» Exercise
Rewrite the listing from the line containing "Text: Plasma: Plasma — [441, 496, 501, 514]" up to and including the line containing "Text: IUC = IPC", replacing "concentration" with "level" and leaving everything else unchanged.

» Records shown

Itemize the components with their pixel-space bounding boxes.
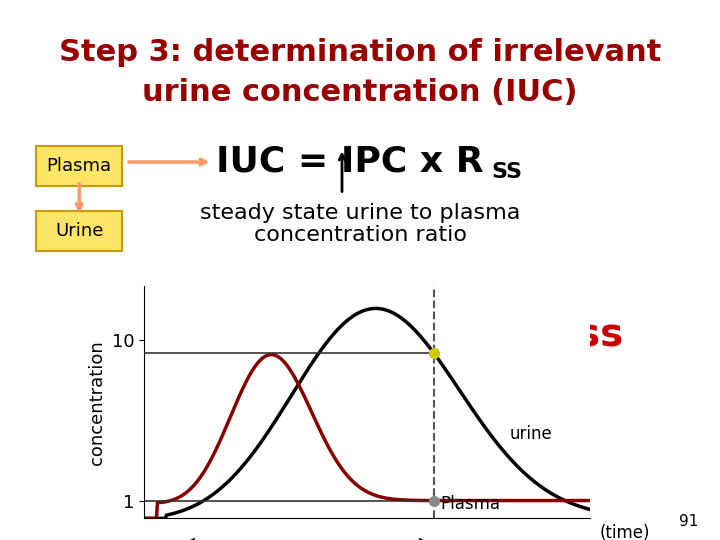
Text: Plasma: Plasma — [441, 496, 501, 514]
Y-axis label: concentration: concentration — [88, 340, 106, 465]
Text: Rss: Rss — [547, 316, 624, 354]
Text: (time): (time) — [599, 524, 650, 540]
Text: 91: 91 — [679, 514, 698, 529]
Text: Plasma: Plasma — [47, 157, 112, 176]
Text: urine: urine — [510, 425, 553, 443]
Text: IUC = IPC x R: IUC = IPC x R — [216, 145, 484, 179]
Text: Step 3: determination of irrelevant: Step 3: determination of irrelevant — [59, 38, 661, 67]
Text: Urine: Urine — [55, 222, 104, 240]
Text: concentration ratio: concentration ratio — [253, 225, 467, 245]
Text: urine concentration (IUC): urine concentration (IUC) — [143, 78, 577, 107]
FancyBboxPatch shape — [36, 146, 122, 186]
Text: SS: SS — [491, 161, 522, 182]
FancyBboxPatch shape — [36, 211, 122, 251]
Text: steady state urine to plasma: steady state urine to plasma — [200, 203, 520, 224]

» Final result
Text: Plasma: Plasma — [441, 496, 501, 514]
Y-axis label: level: level — [88, 340, 106, 465]
Text: Rss: Rss — [547, 316, 624, 354]
Text: (time): (time) — [599, 524, 650, 540]
Text: 91: 91 — [679, 514, 698, 529]
Text: Plasma: Plasma — [47, 157, 112, 176]
Text: urine: urine — [510, 425, 553, 443]
Text: IUC = IPC x R: IUC = IPC x R — [216, 145, 484, 179]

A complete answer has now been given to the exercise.